____ Supplied records

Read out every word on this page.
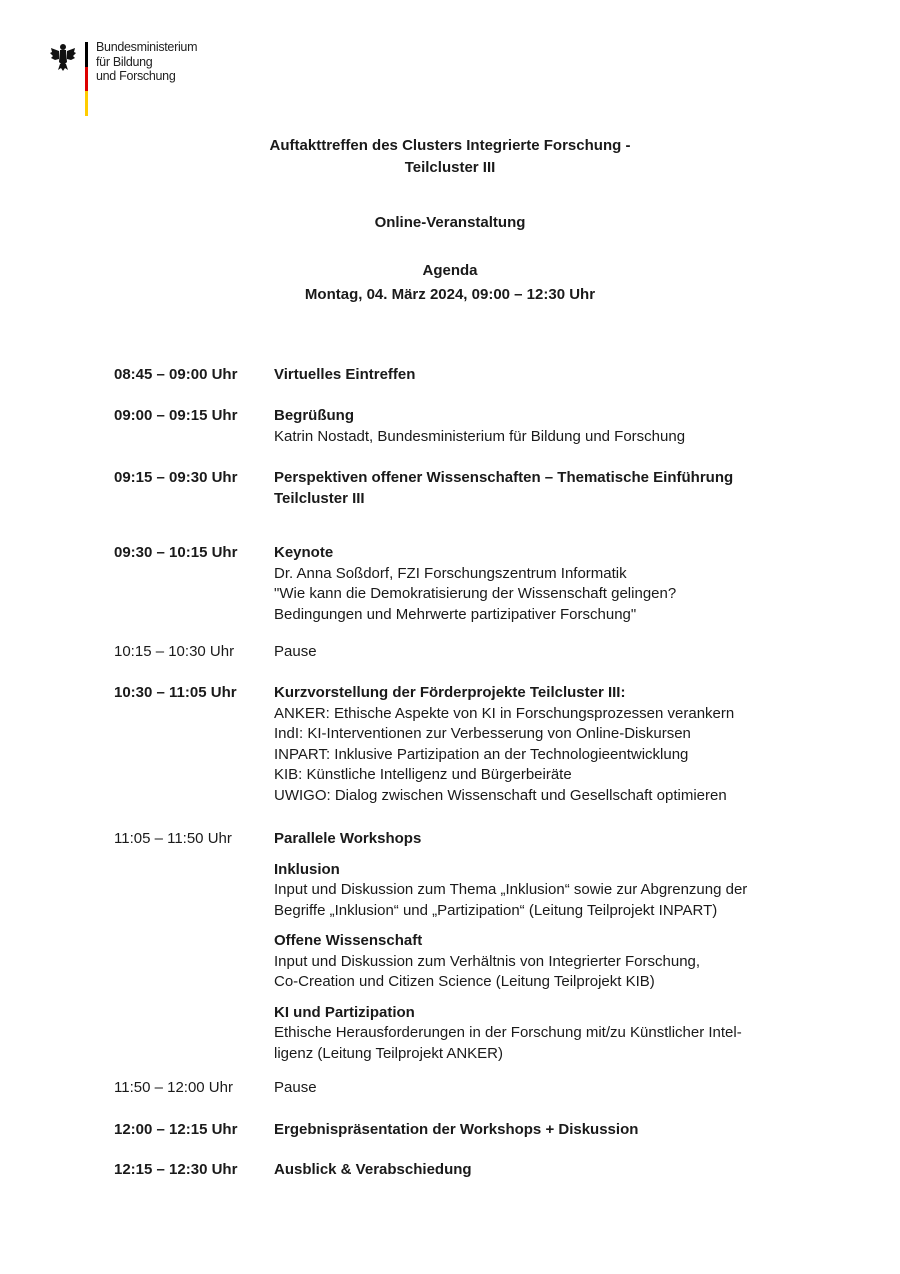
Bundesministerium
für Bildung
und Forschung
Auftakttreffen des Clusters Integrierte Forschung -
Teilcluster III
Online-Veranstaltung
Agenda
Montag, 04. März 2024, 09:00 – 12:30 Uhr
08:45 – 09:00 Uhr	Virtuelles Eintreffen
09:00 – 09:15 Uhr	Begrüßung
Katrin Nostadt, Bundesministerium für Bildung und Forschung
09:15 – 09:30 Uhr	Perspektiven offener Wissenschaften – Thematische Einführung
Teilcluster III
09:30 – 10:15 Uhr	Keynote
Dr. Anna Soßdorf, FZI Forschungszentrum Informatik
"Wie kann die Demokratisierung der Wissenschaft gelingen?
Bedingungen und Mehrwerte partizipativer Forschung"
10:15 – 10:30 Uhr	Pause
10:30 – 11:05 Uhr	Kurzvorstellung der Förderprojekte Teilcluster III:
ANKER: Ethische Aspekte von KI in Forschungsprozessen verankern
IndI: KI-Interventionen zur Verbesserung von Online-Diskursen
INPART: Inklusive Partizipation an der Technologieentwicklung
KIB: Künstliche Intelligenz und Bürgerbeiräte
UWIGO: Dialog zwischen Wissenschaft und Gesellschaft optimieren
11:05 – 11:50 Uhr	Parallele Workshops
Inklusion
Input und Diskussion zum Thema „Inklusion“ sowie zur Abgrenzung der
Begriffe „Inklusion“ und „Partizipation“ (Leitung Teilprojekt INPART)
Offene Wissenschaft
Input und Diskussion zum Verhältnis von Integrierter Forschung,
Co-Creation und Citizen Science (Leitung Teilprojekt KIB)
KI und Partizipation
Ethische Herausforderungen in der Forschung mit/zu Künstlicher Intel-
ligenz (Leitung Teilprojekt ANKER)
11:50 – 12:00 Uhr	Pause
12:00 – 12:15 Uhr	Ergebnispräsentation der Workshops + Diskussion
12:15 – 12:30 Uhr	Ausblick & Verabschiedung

________

What the exercise asks :: Set down every entry word for word, but omit the pictures.

Complete response ::
Read out every word on this page.
Bundesministerium
für Bildung
und Forschung
Auftakttreffen des Clusters Integrierte Forschung -
Teilcluster III
Online-Veranstaltung
Agenda
Montag, 04. März 2024, 09:00 – 12:30 Uhr
08:45 – 09:00 Uhr	Virtuelles Eintreffen
09:00 – 09:15 Uhr	Begrüßung
Katrin Nostadt, Bundesministerium für Bildung und Forschung
09:15 – 09:30 Uhr	Perspektiven offener Wissenschaften – Thematische Einführung
Teilcluster III
09:30 – 10:15 Uhr	Keynote
Dr. Anna Soßdorf, FZI Forschungszentrum Informatik
"Wie kann die Demokratisierung der Wissenschaft gelingen?
Bedingungen und Mehrwerte partizipativer Forschung"
10:15 – 10:30 Uhr	Pause
10:30 – 11:05 Uhr	Kurzvorstellung der Förderprojekte Teilcluster III:
ANKER: Ethische Aspekte von KI in Forschungsprozessen verankern
IndI: KI-Interventionen zur Verbesserung von Online-Diskursen
INPART: Inklusive Partizipation an der Technologieentwicklung
KIB: Künstliche Intelligenz und Bürgerbeiräte
UWIGO: Dialog zwischen Wissenschaft und Gesellschaft optimieren
11:05 – 11:50 Uhr	Parallele Workshops
Inklusion
Input und Diskussion zum Thema „Inklusion“ sowie zur Abgrenzung der
Begriffe „Inklusion“ und „Partizipation“ (Leitung Teilprojekt INPART)
Offene Wissenschaft
Input und Diskussion zum Verhältnis von Integrierter Forschung,
Co-Creation und Citizen Science (Leitung Teilprojekt KIB)
KI und Partizipation
Ethische Herausforderungen in der Forschung mit/zu Künstlicher Intel-
ligenz (Leitung Teilprojekt ANKER)
11:50 – 12:00 Uhr	Pause
12:00 – 12:15 Uhr	Ergebnispräsentation der Workshops + Diskussion
12:15 – 12:30 Uhr	Ausblick & Verabschiedung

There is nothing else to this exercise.